▶ [To be done] Pull out every line containing the string "name".

▶ [Stored data]

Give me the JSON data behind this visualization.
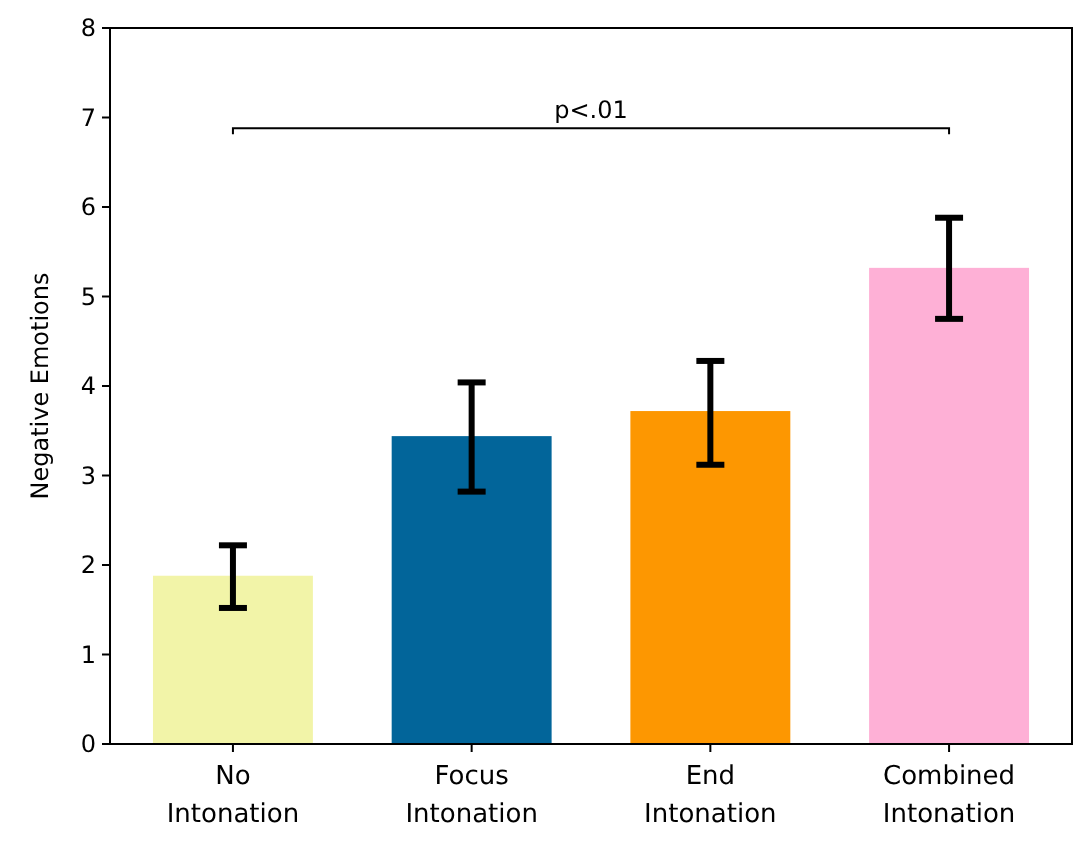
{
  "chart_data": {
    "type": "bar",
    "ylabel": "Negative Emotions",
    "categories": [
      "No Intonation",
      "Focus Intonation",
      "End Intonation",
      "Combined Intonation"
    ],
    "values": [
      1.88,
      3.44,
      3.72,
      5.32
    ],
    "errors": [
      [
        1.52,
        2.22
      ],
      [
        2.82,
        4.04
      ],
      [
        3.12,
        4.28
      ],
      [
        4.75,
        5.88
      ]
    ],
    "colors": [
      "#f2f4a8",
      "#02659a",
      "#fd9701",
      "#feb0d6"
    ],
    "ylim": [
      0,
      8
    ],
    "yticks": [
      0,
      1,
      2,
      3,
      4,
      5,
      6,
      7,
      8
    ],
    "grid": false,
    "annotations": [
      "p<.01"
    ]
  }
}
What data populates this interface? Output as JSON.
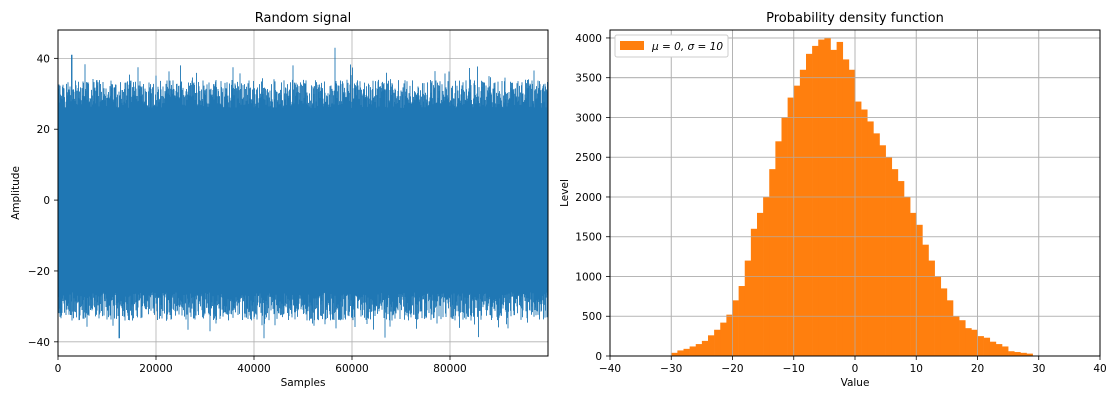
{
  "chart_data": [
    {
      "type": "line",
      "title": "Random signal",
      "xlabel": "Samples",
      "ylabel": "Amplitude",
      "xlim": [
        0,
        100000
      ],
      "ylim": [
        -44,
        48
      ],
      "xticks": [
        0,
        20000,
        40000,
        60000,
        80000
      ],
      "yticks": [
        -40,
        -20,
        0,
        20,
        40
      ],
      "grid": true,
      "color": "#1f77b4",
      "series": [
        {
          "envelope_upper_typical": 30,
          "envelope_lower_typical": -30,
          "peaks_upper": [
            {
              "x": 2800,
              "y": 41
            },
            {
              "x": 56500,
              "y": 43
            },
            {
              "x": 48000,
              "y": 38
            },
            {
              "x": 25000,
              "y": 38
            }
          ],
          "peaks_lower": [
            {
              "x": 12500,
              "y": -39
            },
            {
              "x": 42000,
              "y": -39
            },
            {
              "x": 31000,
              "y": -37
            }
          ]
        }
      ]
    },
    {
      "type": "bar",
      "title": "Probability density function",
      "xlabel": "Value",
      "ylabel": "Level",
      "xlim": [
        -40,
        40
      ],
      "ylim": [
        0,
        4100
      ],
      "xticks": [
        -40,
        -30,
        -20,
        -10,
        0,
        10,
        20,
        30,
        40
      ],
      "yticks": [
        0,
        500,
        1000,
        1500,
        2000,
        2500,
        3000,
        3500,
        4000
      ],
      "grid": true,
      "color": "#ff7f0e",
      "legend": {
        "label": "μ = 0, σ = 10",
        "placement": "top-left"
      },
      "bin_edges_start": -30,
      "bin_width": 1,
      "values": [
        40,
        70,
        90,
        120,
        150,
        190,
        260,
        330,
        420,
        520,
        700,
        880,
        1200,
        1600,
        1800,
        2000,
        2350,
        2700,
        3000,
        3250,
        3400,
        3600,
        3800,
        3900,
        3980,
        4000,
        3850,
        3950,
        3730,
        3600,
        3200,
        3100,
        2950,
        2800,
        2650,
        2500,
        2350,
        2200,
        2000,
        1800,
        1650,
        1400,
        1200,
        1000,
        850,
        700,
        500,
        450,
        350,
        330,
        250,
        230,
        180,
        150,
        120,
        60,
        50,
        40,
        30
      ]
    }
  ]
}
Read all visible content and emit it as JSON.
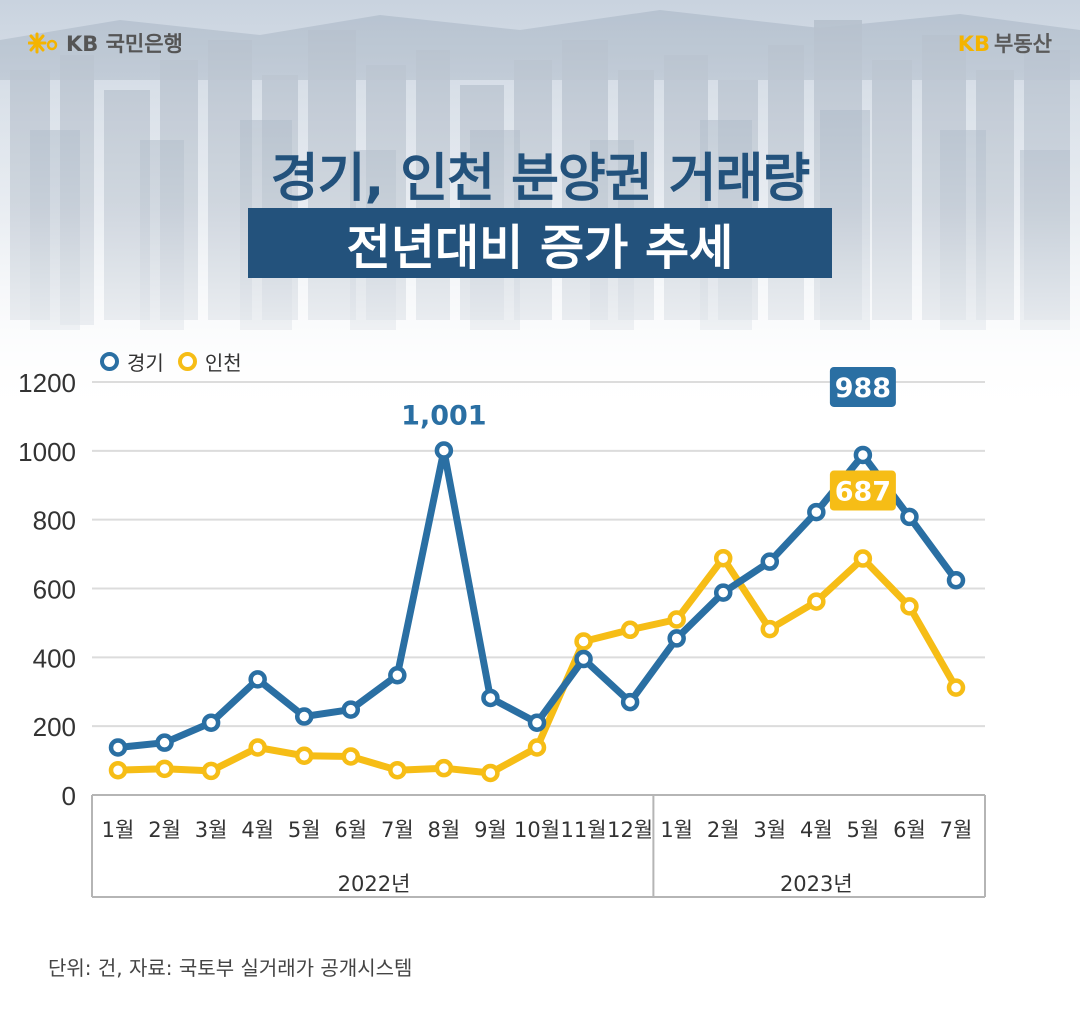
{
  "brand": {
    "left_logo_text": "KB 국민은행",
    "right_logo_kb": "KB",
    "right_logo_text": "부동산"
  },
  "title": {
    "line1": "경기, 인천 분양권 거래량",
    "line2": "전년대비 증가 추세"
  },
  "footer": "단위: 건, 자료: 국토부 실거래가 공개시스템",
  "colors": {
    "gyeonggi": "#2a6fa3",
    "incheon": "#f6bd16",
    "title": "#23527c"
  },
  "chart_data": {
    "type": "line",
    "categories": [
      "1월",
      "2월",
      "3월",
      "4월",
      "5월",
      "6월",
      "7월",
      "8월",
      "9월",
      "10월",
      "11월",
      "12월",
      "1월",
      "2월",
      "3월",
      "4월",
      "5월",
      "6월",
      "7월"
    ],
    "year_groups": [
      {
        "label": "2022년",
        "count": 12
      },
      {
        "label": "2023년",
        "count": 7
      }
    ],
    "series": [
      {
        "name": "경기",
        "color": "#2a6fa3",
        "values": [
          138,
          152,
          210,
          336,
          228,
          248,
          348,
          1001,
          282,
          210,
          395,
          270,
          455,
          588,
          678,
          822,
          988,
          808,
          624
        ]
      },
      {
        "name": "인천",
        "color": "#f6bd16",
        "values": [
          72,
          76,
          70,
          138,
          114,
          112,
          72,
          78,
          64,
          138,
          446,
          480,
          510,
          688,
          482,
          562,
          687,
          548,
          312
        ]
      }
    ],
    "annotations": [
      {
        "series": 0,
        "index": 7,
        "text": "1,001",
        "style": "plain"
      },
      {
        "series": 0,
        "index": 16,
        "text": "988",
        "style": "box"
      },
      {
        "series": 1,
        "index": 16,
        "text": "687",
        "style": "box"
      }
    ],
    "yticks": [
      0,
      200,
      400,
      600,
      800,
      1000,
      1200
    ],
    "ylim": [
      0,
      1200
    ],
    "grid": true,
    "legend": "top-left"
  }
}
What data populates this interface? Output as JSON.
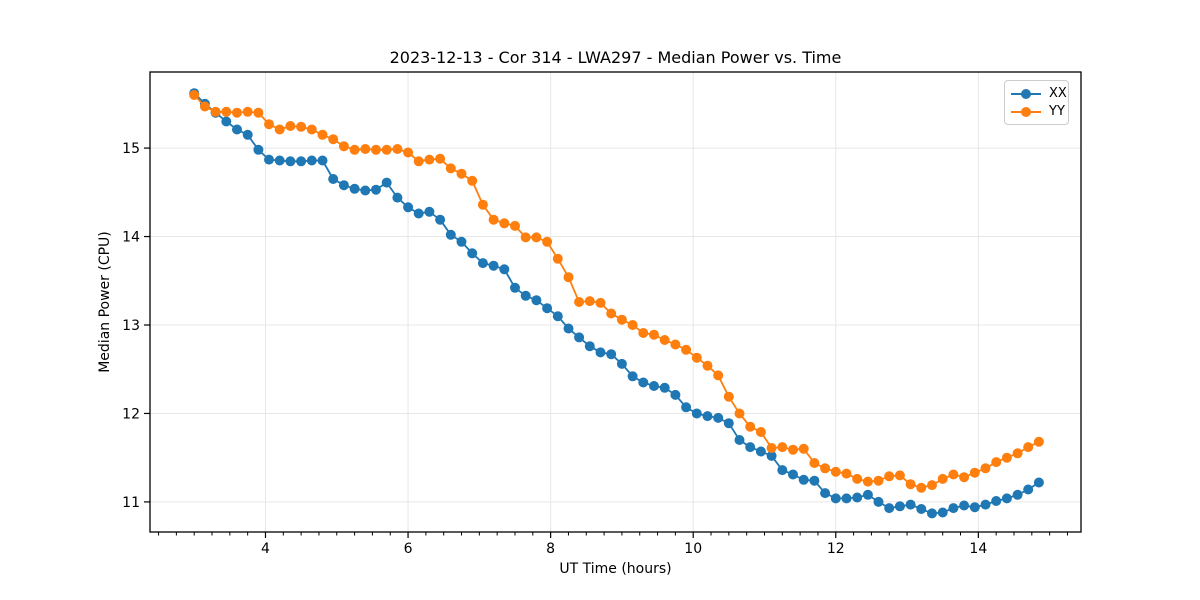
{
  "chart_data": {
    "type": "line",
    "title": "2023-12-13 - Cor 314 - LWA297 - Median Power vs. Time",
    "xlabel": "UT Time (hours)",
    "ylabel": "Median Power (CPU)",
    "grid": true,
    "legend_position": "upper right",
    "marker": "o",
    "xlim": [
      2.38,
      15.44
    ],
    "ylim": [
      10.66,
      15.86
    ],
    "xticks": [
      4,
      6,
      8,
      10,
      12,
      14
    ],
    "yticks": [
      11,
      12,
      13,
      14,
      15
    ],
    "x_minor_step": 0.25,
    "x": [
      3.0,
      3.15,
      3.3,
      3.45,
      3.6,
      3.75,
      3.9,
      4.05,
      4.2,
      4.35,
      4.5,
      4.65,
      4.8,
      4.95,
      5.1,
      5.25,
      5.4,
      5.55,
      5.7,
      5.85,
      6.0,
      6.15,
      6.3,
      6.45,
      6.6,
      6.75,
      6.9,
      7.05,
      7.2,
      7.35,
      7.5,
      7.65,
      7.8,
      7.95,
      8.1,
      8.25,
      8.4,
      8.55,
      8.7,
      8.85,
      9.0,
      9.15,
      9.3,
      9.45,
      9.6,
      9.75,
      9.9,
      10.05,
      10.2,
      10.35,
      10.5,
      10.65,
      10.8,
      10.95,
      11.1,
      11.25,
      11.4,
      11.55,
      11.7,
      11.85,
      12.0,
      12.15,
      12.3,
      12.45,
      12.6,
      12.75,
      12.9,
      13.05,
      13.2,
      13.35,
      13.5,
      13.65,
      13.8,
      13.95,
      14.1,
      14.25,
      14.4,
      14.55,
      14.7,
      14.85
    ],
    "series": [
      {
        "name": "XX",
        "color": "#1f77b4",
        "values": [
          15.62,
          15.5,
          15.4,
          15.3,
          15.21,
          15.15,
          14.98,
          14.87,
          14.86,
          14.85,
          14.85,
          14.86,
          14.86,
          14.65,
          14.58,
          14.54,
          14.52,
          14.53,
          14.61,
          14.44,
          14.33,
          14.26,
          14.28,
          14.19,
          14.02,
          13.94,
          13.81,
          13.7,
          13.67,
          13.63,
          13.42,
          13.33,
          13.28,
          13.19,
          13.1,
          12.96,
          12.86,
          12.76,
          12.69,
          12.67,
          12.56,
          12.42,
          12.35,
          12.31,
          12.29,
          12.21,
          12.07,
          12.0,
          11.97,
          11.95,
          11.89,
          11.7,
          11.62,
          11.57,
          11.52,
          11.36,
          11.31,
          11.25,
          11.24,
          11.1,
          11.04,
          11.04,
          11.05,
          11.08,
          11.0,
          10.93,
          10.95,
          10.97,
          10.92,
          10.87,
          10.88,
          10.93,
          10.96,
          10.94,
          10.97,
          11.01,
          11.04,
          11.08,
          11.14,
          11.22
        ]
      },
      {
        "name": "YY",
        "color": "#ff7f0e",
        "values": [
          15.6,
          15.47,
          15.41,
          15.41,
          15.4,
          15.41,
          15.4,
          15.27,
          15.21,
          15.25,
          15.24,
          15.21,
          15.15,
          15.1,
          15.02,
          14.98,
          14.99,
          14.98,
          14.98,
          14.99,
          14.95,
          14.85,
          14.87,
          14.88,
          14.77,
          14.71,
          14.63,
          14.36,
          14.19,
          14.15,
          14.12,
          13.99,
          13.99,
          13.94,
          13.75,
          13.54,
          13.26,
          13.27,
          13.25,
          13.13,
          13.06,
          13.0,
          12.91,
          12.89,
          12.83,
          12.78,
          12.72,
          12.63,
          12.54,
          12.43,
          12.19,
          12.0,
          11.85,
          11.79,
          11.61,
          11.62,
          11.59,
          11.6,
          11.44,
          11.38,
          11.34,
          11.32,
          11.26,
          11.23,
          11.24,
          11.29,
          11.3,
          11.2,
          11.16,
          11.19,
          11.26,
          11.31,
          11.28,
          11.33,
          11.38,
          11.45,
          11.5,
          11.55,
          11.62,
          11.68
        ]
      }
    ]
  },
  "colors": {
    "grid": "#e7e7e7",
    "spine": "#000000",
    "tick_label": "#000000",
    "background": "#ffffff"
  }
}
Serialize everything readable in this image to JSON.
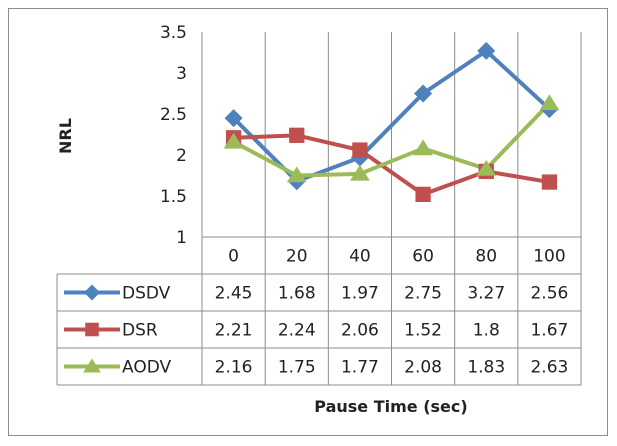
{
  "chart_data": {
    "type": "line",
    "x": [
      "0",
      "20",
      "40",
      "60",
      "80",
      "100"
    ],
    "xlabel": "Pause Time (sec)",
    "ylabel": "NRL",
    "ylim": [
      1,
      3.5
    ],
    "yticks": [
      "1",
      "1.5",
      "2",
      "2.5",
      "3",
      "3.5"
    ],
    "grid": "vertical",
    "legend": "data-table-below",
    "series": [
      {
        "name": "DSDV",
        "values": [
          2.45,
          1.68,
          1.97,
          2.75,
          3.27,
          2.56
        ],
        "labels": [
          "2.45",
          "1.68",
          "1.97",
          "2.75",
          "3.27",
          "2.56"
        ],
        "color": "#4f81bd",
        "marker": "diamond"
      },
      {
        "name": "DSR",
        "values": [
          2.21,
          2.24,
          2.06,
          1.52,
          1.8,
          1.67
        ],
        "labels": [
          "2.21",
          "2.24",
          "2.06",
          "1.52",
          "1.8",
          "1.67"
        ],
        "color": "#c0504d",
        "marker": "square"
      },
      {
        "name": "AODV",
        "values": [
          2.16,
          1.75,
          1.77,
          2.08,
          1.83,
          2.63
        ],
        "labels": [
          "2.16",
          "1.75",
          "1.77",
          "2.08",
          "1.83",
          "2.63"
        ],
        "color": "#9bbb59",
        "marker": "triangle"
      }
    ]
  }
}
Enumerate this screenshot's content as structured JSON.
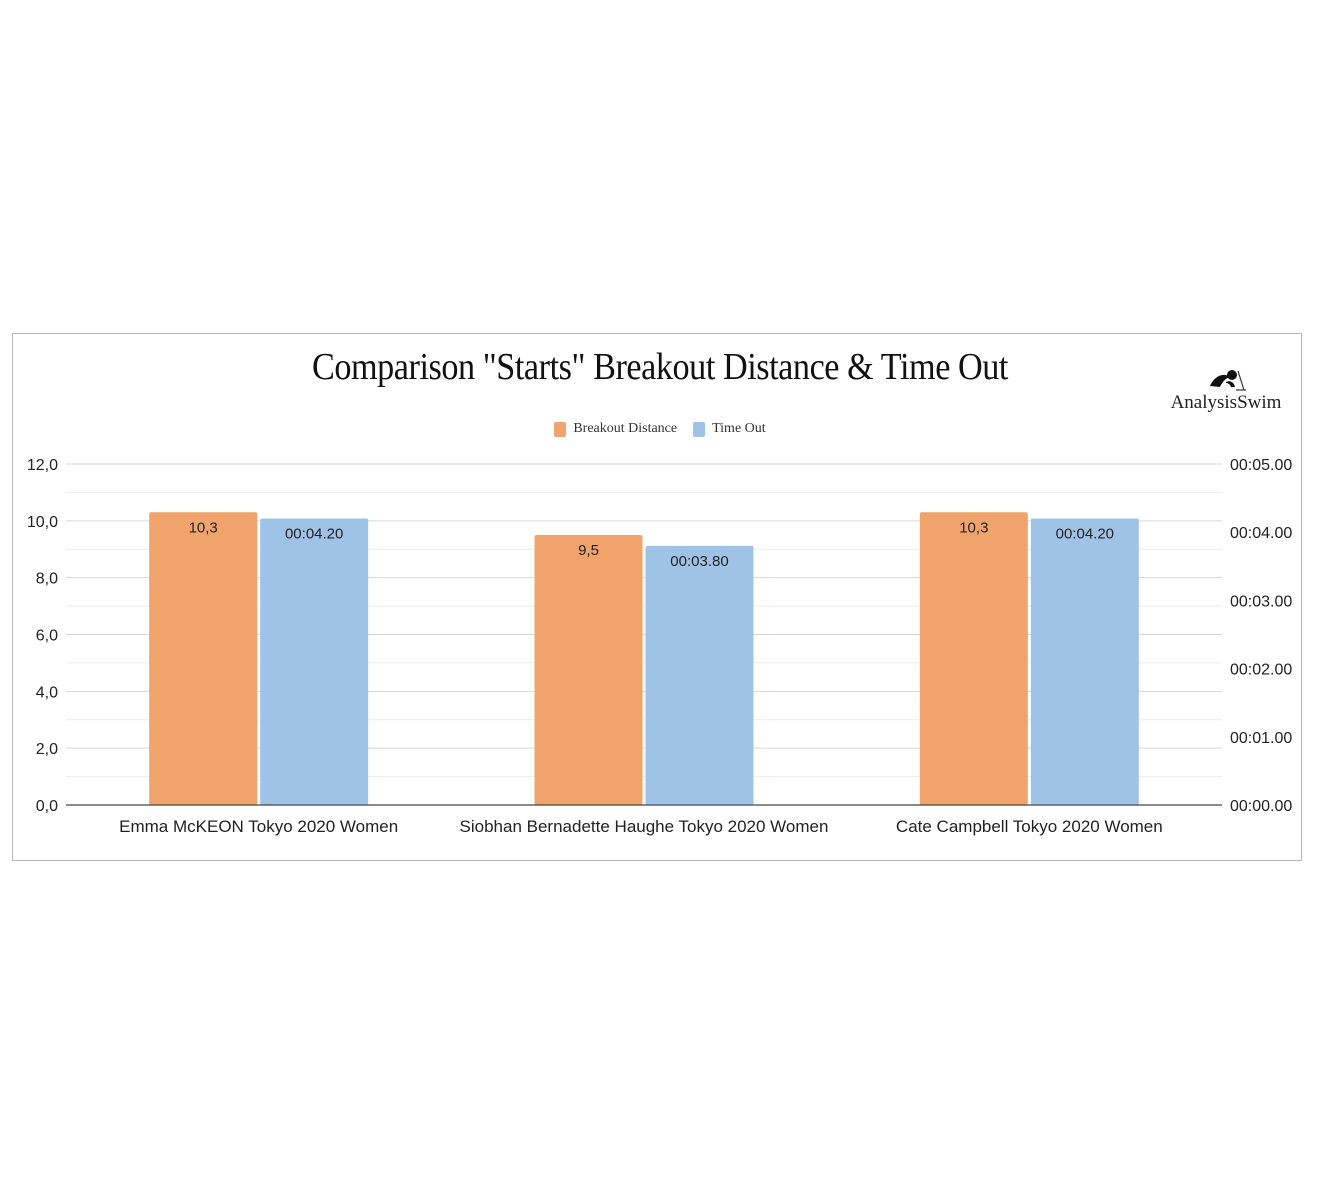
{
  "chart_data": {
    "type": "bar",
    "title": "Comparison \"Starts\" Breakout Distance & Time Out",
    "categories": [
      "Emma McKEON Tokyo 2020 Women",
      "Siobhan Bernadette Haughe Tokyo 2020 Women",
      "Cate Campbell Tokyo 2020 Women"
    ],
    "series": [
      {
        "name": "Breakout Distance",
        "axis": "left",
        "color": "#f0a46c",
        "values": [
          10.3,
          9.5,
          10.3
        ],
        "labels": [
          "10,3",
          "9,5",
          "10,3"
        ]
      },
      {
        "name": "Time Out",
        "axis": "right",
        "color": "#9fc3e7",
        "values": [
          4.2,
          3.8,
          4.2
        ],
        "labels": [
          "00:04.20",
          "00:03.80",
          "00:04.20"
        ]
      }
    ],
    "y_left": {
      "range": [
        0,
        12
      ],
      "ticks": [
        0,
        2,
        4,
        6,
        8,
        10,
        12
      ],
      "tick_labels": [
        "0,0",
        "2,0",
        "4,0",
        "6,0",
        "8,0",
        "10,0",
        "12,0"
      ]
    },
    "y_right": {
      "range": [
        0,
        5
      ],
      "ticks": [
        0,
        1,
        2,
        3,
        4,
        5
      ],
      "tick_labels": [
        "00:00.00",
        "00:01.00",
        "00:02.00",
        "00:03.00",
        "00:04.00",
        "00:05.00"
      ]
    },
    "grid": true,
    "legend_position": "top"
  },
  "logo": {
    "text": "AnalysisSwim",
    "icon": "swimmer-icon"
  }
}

▶ [Task output]
        "name": "경기",
        "name": "인천",
        "name": "XX",
        "name": "YY",
        "name": "DSDV",
        "name": "DSR",
        "name": "AODV",
        "name": "Breakout Distance",
        "name": "Time Out",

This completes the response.